(Chart and figure data)
★ ★ ★ ★ ★ ★ ★
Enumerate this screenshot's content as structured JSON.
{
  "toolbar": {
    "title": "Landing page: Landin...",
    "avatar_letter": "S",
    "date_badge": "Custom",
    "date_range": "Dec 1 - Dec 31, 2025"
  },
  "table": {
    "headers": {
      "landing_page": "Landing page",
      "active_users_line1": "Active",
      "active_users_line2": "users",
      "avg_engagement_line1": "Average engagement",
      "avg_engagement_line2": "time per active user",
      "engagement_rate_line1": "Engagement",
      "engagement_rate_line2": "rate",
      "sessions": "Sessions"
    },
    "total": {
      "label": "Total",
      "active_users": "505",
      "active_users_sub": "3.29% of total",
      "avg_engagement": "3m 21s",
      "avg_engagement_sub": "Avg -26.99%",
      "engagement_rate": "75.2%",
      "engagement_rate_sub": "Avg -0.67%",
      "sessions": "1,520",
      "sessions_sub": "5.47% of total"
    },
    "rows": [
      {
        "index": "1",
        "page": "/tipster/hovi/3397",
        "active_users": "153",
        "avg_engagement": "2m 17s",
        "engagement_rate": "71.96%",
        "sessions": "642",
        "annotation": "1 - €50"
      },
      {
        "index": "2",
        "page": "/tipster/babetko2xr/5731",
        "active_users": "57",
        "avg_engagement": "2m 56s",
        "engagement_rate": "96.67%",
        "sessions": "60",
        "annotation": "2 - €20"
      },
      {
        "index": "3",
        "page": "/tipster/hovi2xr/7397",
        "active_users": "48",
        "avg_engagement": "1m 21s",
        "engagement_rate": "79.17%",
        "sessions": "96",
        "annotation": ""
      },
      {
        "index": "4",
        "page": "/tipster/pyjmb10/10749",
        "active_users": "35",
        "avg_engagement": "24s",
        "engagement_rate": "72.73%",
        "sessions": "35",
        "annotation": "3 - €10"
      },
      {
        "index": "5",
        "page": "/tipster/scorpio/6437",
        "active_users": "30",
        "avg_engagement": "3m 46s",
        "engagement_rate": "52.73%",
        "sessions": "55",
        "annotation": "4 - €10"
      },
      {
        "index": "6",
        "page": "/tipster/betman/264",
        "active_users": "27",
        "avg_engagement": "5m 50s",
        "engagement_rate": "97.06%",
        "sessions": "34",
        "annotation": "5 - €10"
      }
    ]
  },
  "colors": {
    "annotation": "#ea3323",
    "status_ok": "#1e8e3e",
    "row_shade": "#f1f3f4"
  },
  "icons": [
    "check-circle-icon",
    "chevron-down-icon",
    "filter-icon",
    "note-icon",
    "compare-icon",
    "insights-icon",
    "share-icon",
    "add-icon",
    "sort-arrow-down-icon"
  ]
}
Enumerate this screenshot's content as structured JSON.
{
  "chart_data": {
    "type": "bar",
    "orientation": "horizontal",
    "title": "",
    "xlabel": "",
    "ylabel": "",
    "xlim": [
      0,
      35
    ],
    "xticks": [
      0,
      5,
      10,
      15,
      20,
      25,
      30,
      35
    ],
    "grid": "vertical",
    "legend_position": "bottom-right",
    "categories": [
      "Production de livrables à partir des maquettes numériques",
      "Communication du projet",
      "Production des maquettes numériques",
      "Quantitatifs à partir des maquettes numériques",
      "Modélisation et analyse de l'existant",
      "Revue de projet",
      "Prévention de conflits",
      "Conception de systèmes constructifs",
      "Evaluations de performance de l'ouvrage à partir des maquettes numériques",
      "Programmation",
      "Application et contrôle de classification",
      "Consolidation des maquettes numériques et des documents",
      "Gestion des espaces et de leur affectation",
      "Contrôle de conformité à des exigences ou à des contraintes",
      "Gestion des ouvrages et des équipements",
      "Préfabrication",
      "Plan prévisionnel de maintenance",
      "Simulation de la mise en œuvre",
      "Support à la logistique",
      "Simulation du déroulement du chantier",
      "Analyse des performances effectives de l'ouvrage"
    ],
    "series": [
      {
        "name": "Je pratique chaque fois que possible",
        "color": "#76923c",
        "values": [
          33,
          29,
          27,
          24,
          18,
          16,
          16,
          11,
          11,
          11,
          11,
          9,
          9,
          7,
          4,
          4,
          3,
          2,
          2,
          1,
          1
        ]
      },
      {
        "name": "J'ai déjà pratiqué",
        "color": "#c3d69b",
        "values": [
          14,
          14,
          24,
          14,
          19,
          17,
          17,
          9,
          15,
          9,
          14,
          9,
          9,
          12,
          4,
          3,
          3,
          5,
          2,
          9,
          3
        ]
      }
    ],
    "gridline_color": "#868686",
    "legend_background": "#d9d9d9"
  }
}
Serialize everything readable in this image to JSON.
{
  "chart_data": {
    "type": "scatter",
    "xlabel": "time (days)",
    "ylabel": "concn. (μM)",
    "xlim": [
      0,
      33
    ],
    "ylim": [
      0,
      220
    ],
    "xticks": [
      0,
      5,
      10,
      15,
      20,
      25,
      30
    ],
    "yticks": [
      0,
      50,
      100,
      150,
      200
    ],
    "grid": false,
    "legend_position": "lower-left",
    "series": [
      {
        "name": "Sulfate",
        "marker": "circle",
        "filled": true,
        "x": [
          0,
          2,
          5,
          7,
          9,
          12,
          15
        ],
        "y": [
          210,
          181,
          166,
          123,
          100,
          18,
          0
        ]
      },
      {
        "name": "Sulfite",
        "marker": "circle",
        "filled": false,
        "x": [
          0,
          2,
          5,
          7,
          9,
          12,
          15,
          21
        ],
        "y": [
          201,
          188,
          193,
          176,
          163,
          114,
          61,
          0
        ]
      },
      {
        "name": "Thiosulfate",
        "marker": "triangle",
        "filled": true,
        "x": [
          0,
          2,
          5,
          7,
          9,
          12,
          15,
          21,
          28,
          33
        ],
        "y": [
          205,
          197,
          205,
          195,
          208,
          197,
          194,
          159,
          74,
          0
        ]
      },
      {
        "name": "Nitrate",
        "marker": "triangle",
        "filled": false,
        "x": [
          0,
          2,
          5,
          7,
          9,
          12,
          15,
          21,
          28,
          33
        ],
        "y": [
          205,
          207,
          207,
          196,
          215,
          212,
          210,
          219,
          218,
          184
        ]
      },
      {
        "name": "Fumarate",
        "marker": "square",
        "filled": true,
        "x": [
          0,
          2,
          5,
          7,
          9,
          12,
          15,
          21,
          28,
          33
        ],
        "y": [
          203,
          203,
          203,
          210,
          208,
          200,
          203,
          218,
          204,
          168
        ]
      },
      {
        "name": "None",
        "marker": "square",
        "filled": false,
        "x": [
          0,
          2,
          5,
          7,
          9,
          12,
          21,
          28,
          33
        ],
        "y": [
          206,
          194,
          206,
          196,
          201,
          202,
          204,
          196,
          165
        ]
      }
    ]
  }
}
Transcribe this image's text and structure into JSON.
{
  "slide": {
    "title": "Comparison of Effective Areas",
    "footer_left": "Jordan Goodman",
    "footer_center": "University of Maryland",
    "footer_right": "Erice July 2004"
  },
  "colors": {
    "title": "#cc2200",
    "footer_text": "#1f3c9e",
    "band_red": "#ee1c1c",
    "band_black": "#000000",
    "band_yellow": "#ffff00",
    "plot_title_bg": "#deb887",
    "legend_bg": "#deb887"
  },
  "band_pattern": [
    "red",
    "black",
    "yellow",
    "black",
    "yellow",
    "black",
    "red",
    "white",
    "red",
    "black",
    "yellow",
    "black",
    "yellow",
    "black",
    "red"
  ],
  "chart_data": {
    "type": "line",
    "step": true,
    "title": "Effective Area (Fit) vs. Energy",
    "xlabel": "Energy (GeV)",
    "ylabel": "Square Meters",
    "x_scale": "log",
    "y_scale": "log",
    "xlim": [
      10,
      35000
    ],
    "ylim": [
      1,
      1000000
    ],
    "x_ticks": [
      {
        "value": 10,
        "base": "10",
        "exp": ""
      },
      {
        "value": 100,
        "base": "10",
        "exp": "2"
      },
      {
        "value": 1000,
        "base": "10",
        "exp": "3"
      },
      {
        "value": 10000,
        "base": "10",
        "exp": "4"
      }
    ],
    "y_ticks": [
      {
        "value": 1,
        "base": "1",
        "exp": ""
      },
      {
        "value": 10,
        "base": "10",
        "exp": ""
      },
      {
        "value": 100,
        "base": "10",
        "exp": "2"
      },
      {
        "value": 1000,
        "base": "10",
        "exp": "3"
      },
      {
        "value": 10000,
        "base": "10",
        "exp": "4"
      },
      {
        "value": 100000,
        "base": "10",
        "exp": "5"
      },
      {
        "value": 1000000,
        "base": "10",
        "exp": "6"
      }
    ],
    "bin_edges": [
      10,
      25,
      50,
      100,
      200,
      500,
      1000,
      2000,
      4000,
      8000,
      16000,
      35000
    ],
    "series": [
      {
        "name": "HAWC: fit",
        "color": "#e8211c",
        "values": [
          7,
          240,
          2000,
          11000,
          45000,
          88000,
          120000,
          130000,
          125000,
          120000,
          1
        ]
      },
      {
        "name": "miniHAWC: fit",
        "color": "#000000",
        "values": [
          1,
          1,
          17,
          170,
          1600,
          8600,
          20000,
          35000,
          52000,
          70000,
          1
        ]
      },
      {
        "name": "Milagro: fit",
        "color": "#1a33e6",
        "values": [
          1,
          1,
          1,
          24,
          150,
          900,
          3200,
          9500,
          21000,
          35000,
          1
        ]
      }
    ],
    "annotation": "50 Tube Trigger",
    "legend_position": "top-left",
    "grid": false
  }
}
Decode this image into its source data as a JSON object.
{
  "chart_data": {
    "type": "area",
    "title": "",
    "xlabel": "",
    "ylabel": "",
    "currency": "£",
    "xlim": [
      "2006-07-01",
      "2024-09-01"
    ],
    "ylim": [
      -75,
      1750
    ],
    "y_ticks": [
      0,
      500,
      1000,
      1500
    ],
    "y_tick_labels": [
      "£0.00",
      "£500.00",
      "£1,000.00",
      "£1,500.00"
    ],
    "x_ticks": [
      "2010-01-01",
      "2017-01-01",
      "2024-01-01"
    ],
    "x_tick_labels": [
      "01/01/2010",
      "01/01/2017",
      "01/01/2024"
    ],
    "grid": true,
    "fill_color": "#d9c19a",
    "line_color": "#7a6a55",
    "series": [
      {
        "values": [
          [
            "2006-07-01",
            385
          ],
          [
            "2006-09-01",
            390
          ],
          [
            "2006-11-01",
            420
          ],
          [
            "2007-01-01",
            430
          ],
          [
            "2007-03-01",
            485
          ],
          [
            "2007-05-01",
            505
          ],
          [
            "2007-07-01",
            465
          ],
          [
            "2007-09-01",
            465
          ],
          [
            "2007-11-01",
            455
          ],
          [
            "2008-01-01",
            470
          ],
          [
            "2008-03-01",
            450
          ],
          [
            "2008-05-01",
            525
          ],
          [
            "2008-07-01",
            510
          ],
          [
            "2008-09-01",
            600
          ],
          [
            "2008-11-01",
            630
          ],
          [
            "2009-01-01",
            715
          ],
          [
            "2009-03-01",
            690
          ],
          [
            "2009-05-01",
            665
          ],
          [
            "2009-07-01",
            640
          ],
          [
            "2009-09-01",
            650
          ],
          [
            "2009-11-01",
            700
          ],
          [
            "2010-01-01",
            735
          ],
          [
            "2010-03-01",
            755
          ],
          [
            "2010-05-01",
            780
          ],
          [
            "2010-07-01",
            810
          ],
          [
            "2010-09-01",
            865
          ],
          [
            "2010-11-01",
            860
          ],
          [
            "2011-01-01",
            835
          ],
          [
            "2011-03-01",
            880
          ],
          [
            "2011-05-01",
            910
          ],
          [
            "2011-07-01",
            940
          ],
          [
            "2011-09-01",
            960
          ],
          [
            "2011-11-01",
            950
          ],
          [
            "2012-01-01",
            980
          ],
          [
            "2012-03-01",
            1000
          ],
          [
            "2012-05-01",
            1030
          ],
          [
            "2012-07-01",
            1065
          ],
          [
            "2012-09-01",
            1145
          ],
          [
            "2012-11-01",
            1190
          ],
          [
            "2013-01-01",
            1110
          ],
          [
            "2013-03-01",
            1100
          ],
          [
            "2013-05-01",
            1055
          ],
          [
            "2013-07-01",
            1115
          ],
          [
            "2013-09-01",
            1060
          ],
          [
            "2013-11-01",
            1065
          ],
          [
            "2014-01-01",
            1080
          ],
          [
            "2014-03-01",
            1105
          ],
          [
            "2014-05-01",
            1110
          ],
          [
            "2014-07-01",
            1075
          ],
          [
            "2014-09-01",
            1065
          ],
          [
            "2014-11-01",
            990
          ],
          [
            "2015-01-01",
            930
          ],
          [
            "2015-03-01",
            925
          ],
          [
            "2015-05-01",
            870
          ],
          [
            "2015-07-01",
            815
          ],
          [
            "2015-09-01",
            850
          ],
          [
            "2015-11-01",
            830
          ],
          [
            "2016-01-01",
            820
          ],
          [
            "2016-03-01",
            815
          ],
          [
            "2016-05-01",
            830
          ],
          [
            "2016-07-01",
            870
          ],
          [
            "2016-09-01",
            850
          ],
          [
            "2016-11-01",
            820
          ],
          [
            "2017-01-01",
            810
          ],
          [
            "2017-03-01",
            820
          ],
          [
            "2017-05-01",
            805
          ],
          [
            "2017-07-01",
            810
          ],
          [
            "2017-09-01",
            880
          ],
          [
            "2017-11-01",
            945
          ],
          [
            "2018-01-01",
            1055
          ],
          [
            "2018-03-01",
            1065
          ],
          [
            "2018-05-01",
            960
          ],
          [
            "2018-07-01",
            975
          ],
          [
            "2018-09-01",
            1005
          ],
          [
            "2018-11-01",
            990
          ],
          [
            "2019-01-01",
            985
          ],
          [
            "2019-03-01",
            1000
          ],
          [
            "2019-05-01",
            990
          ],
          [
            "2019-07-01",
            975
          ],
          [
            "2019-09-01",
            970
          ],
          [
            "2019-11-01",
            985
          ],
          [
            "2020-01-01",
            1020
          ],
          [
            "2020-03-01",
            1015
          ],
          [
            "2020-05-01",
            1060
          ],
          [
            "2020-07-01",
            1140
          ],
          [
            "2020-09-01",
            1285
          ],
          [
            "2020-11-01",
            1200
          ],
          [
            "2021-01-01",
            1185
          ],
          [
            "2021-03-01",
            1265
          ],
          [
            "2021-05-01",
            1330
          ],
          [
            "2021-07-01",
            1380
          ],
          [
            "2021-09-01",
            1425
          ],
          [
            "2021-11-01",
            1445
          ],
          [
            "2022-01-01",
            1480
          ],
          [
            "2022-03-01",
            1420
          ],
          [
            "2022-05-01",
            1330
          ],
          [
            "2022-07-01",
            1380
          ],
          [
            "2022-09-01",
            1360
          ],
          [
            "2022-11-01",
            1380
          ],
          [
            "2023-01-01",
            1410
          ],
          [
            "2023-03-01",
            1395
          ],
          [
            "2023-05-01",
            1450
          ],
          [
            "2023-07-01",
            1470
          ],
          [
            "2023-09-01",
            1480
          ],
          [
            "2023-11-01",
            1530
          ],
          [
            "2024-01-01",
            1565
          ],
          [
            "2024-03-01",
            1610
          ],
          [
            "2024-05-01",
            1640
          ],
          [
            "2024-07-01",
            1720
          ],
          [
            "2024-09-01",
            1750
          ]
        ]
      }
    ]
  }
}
★ ★ ★ ★ ★ ★ ★
Task objective:
Show, from the listing above, each line that contains the word "xlabel".

Result of the exercise:
    "xlabel": "",
    "xlabel": "time (days)",
    "xlabel": "Energy (GeV)",
    "xlabel": "",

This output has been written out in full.